● Objective
Without the pictures, set down the records below word for word.

● Working data
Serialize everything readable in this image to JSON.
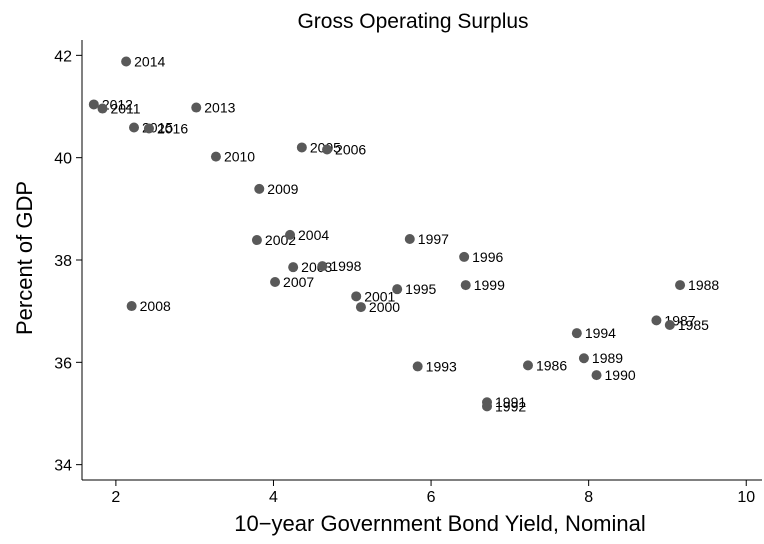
{
  "chart_data": {
    "type": "scatter",
    "title": "Gross Operating Surplus",
    "xlabel": "10−year Government Bond Yield, Nominal",
    "ylabel": "Percent of GDP",
    "color": "#595959",
    "labels": [
      "2014",
      "2012",
      "2011",
      "2013",
      "2015",
      "2016",
      "2010",
      "2005",
      "2006",
      "2009",
      "2002",
      "2004",
      "2003",
      "1998",
      "2007",
      "2008",
      "1997",
      "1996",
      "1999",
      "1995",
      "2001",
      "2000",
      "1988",
      "1987",
      "1985",
      "1994",
      "1989",
      "1990",
      "1986",
      "1993",
      "1991",
      "1992"
    ],
    "x": [
      2.13,
      1.72,
      1.83,
      3.02,
      2.23,
      2.42,
      3.27,
      4.36,
      4.68,
      3.82,
      3.79,
      4.21,
      4.25,
      4.62,
      4.02,
      2.2,
      5.73,
      6.42,
      6.44,
      5.57,
      5.05,
      5.11,
      9.16,
      8.86,
      9.03,
      7.85,
      7.94,
      8.1,
      7.23,
      5.83,
      6.71,
      6.71
    ],
    "values": [
      41.88,
      41.04,
      40.96,
      40.98,
      40.59,
      40.57,
      40.02,
      40.2,
      40.16,
      39.39,
      38.39,
      38.49,
      37.86,
      37.88,
      37.57,
      37.1,
      38.41,
      38.06,
      37.51,
      37.43,
      37.29,
      37.08,
      37.51,
      36.82,
      36.73,
      36.57,
      36.08,
      35.75,
      35.94,
      35.92,
      35.22,
      35.14
    ],
    "xlim": [
      1.57,
      10.2
    ],
    "ylim": [
      33.7,
      42.3
    ],
    "xticks": [
      2,
      4,
      6,
      8,
      10
    ],
    "yticks": [
      34,
      36,
      38,
      40,
      42
    ],
    "grid": false
  }
}
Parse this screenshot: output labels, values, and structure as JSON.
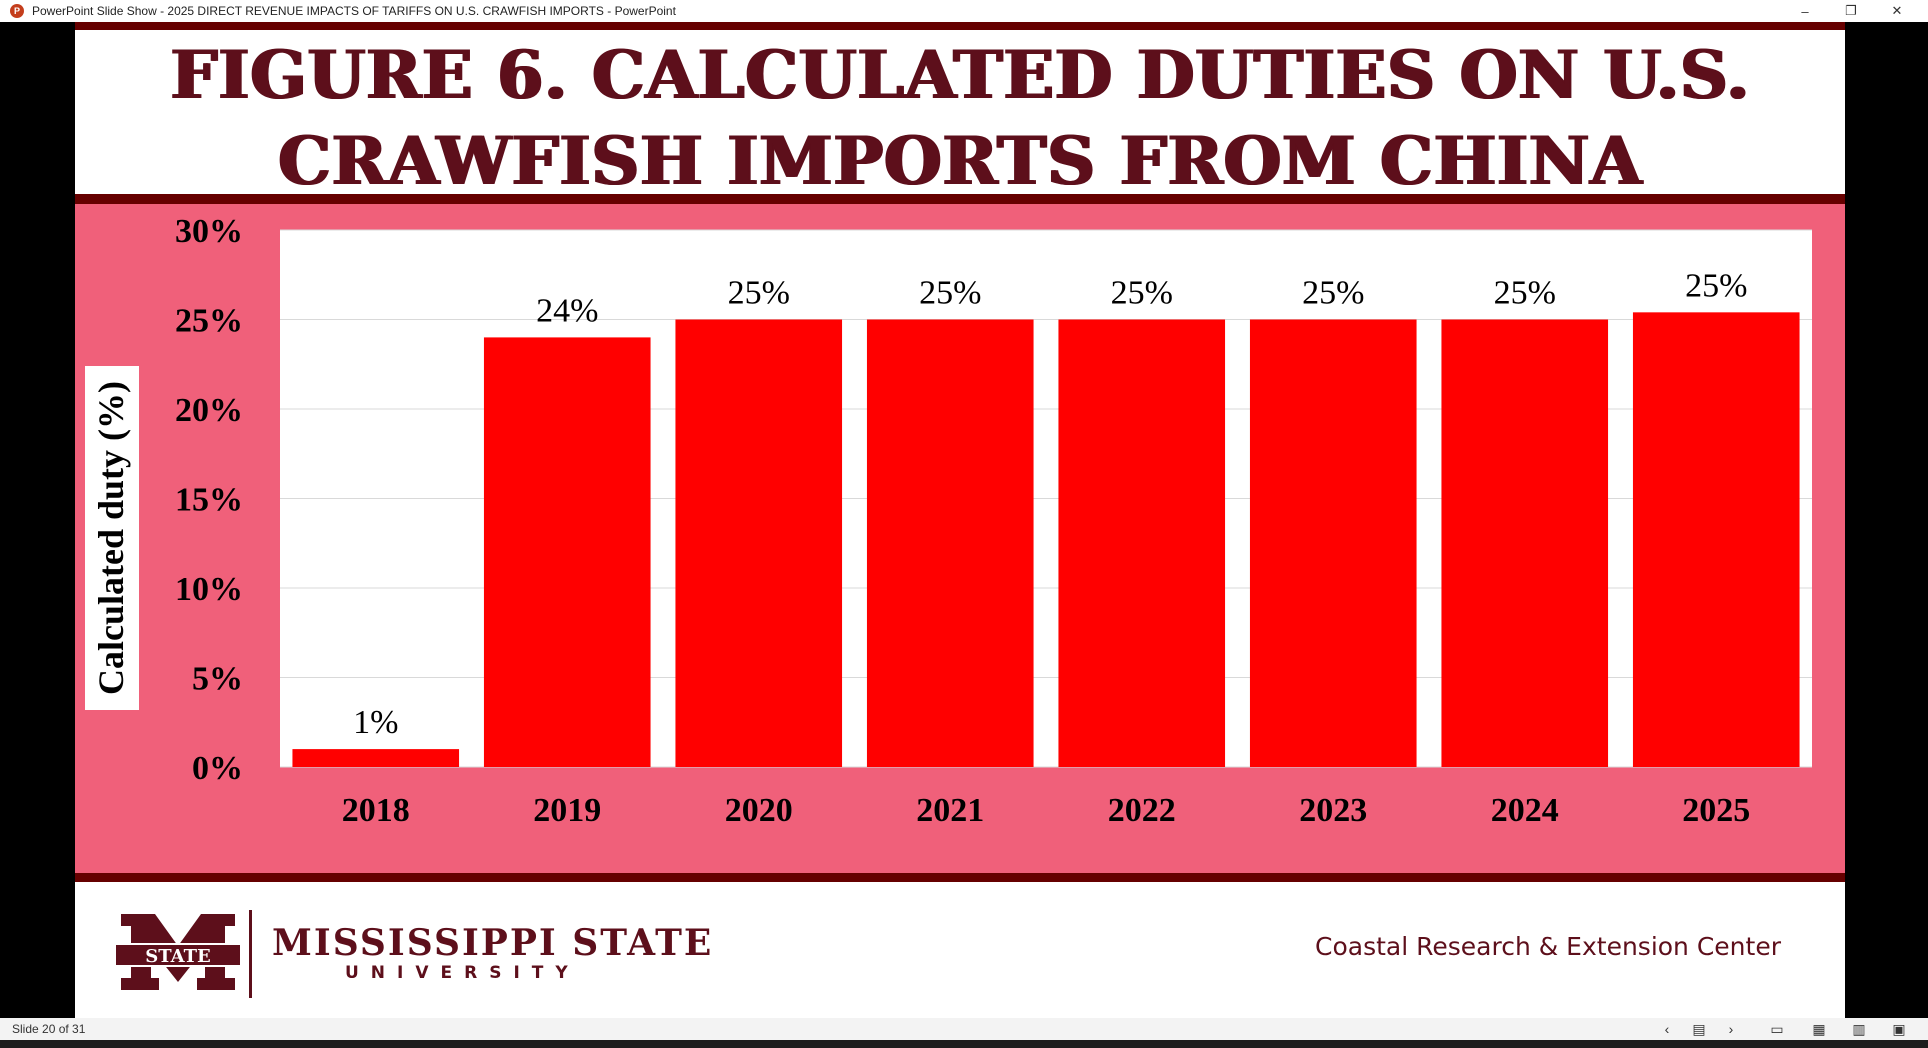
{
  "window": {
    "title": "PowerPoint Slide Show  -  2025 DIRECT REVENUE IMPACTS OF TARIFFS ON U.S. CRAWFISH IMPORTS - PowerPoint",
    "minimize": "–",
    "restore": "❐",
    "close": "✕"
  },
  "slide": {
    "title_line1": "FIGURE 6. CALCULATED DUTIES ON U.S.",
    "title_line2": "CRAWFISH IMPORTS FROM CHINA"
  },
  "chart_data": {
    "type": "bar",
    "categories": [
      "2018",
      "2019",
      "2020",
      "2021",
      "2022",
      "2023",
      "2024",
      "2025"
    ],
    "values": [
      1,
      24,
      25,
      25,
      25,
      25,
      25,
      25.4
    ],
    "data_labels": [
      "1%",
      "24%",
      "25%",
      "25%",
      "25%",
      "25%",
      "25%",
      "25%"
    ],
    "ylabel": "Calculated duty (%)",
    "xlabel": "",
    "title": "",
    "ylim": [
      0,
      30
    ],
    "yticks": [
      "0%",
      "5%",
      "10%",
      "15%",
      "20%",
      "25%",
      "30%"
    ],
    "grid": true,
    "bar_color": "#ff0000",
    "panel_color": "#f0607a"
  },
  "footer": {
    "logo_badge": "STATE",
    "university_name": "MISSISSIPPI STATE",
    "university_sub": "UNIVERSITY",
    "center_name": "Coastal Research & Extension Center"
  },
  "statusbar": {
    "slide_counter": "Slide 20 of 31"
  },
  "colors": {
    "maroon": "#5d0f1b",
    "accent_red": "#ff0000"
  }
}
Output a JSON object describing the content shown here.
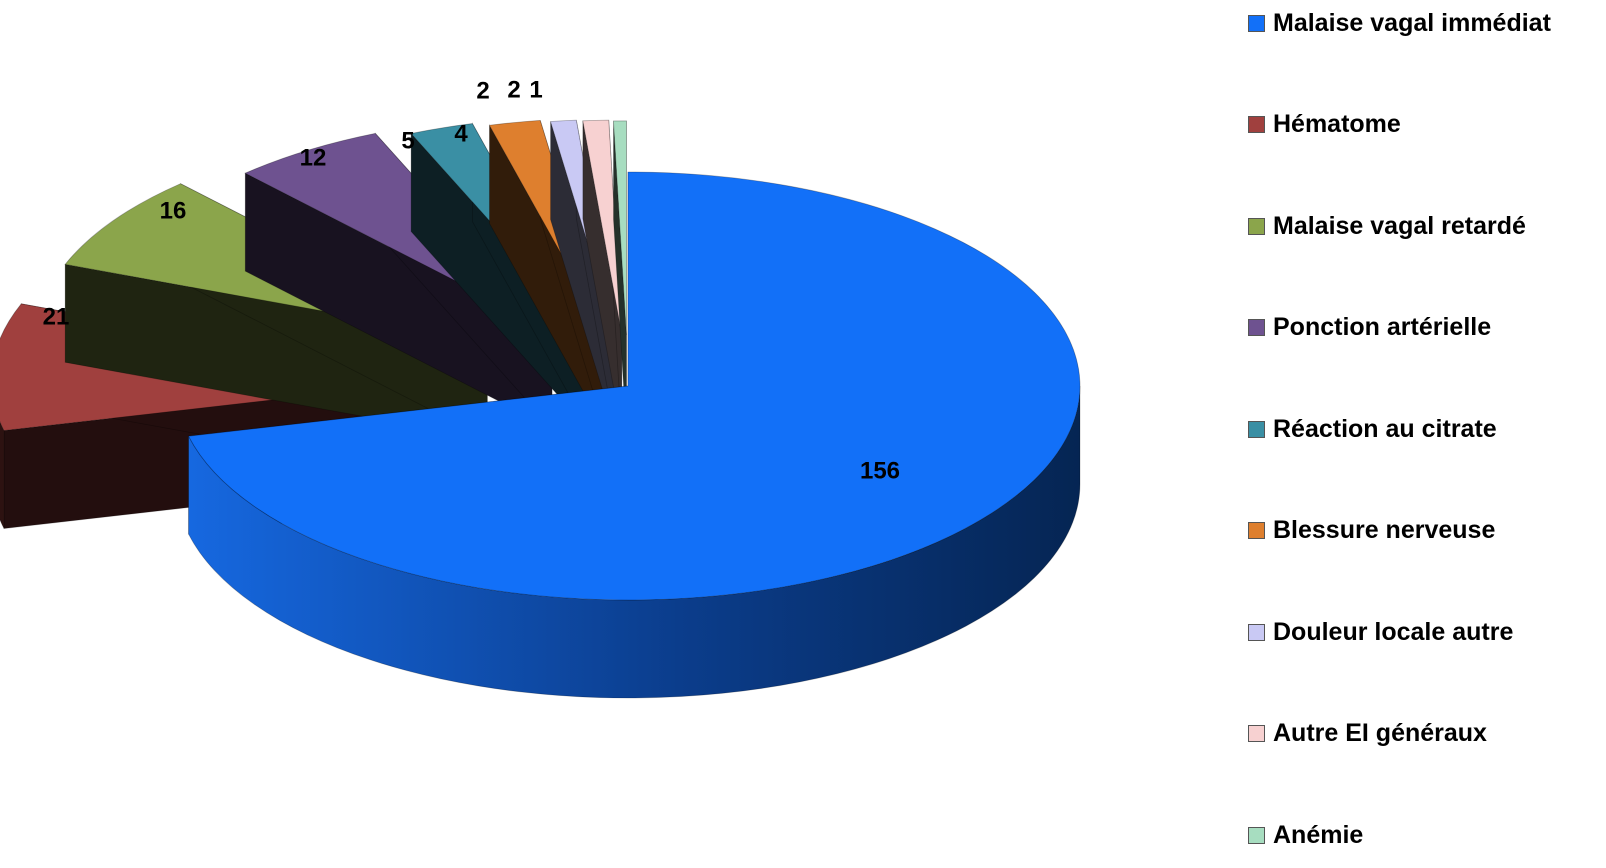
{
  "chart_data": {
    "type": "pie",
    "style": "3d-exploded",
    "title": "",
    "legend_position": "right",
    "slices": [
      {
        "label": "Malaise vagal immédiat",
        "value": 156,
        "value_label": "156",
        "color": "#1270F8"
      },
      {
        "label": "Hématome",
        "value": 21,
        "value_label": "21",
        "color": "#A0403E"
      },
      {
        "label": "Malaise vagal retardé",
        "value": 16,
        "value_label": "16",
        "color": "#8BA54B"
      },
      {
        "label": "Ponction artérielle",
        "value": 12,
        "value_label": "12",
        "color": "#6E5290"
      },
      {
        "label": "Réaction au citrate",
        "value": 5,
        "value_label": "5",
        "color": "#3A8FA4"
      },
      {
        "label": "Blessure nerveuse",
        "value": 4,
        "value_label": "4",
        "color": "#DE7F2E"
      },
      {
        "label": "Douleur locale autre",
        "value": 2,
        "value_label": "2",
        "color": "#C9C9F4"
      },
      {
        "label": "Autre EI généraux",
        "value": 2,
        "value_label": "2",
        "color": "#F7D1D1"
      },
      {
        "label": "Anémie",
        "value": 1,
        "value_label": "1",
        "color": "#A7DDC0"
      }
    ]
  }
}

● Completed exercise
Serialize everything readable in this image to JSON.
{
  "chart_data": {
    "type": "scatter",
    "title": "Gross Operating Surplus",
    "xlabel": "10−year Government Bond Yield, Nominal",
    "ylabel": "Percent of GDP",
    "color": "#595959",
    "labels": [
      "2014",
      "2012",
      "2011",
      "2013",
      "2015",
      "2016",
      "2010",
      "2005",
      "2006",
      "2009",
      "2002",
      "2004",
      "2003",
      "1998",
      "2007",
      "2008",
      "1997",
      "1996",
      "1999",
      "1995",
      "2001",
      "2000",
      "1988",
      "1987",
      "1985",
      "1994",
      "1989",
      "1990",
      "1986",
      "1993",
      "1991",
      "1992"
    ],
    "x": [
      2.13,
      1.72,
      1.83,
      3.02,
      2.23,
      2.42,
      3.27,
      4.36,
      4.68,
      3.82,
      3.79,
      4.21,
      4.25,
      4.62,
      4.02,
      2.2,
      5.73,
      6.42,
      6.44,
      5.57,
      5.05,
      5.11,
      9.16,
      8.86,
      9.03,
      7.85,
      7.94,
      8.1,
      7.23,
      5.83,
      6.71,
      6.71
    ],
    "values": [
      41.88,
      41.04,
      40.96,
      40.98,
      40.59,
      40.57,
      40.02,
      40.2,
      40.16,
      39.39,
      38.39,
      38.49,
      37.86,
      37.88,
      37.57,
      37.1,
      38.41,
      38.06,
      37.51,
      37.43,
      37.29,
      37.08,
      37.51,
      36.82,
      36.73,
      36.57,
      36.08,
      35.75,
      35.94,
      35.92,
      35.22,
      35.14
    ],
    "xlim": [
      1.57,
      10.2
    ],
    "ylim": [
      33.7,
      42.3
    ],
    "xticks": [
      2,
      4,
      6,
      8,
      10
    ],
    "yticks": [
      34,
      36,
      38,
      40,
      42
    ],
    "grid": false
  }
}
Parse this screenshot: output labels, values, and structure as JSON.
{
  "window": {
    "title": "PowerPoint Slide Show  -  2025 DIRECT REVENUE IMPACTS OF TARIFFS ON U.S. CRAWFISH IMPORTS - PowerPoint",
    "minimize": "–",
    "restore": "❐",
    "close": "✕"
  },
  "slide": {
    "title_line1": "FIGURE 6. CALCULATED DUTIES ON U.S.",
    "title_line2": "CRAWFISH IMPORTS FROM CHINA"
  },
  "chart_data": {
    "type": "bar",
    "categories": [
      "2018",
      "2019",
      "2020",
      "2021",
      "2022",
      "2023",
      "2024",
      "2025"
    ],
    "values": [
      1,
      24,
      25,
      25,
      25,
      25,
      25,
      25.4
    ],
    "data_labels": [
      "1%",
      "24%",
      "25%",
      "25%",
      "25%",
      "25%",
      "25%",
      "25%"
    ],
    "ylabel": "Calculated duty (%)",
    "xlabel": "",
    "title": "",
    "ylim": [
      0,
      30
    ],
    "yticks": [
      "0%",
      "5%",
      "10%",
      "15%",
      "20%",
      "25%",
      "30%"
    ],
    "grid": true,
    "bar_color": "#ff0000",
    "panel_color": "#f0607a"
  },
  "footer": {
    "logo_badge": "STATE",
    "university_name": "MISSISSIPPI STATE",
    "university_sub": "UNIVERSITY",
    "center_name": "Coastal Research & Extension Center"
  },
  "statusbar": {
    "slide_counter": "Slide 20 of 31"
  },
  "colors": {
    "maroon": "#5d0f1b",
    "accent_red": "#ff0000"
  }
}
Output a JSON object describing the content shown here.
{
  "chart_data": {
    "type": "pie",
    "style": "3d-exploded",
    "title": "",
    "legend_position": "right",
    "slices": [
      {
        "label": "Malaise vagal immédiat",
        "value": 156,
        "value_label": "156",
        "color": "#1270F8"
      },
      {
        "label": "Hématome",
        "value": 21,
        "value_label": "21",
        "color": "#A0403E"
      },
      {
        "label": "Malaise vagal retardé",
        "value": 16,
        "value_label": "16",
        "color": "#8BA54B"
      },
      {
        "label": "Ponction artérielle",
        "value": 12,
        "value_label": "12",
        "color": "#6E5290"
      },
      {
        "label": "Réaction au citrate",
        "value": 5,
        "value_label": "5",
        "color": "#3A8FA4"
      },
      {
        "label": "Blessure nerveuse",
        "value": 4,
        "value_label": "4",
        "color": "#DE7F2E"
      },
      {
        "label": "Douleur locale autre",
        "value": 2,
        "value_label": "2",
        "color": "#C9C9F4"
      },
      {
        "label": "Autre EI généraux",
        "value": 2,
        "value_label": "2",
        "color": "#F7D1D1"
      },
      {
        "label": "Anémie",
        "value": 1,
        "value_label": "1",
        "color": "#A7DDC0"
      }
    ]
  }
}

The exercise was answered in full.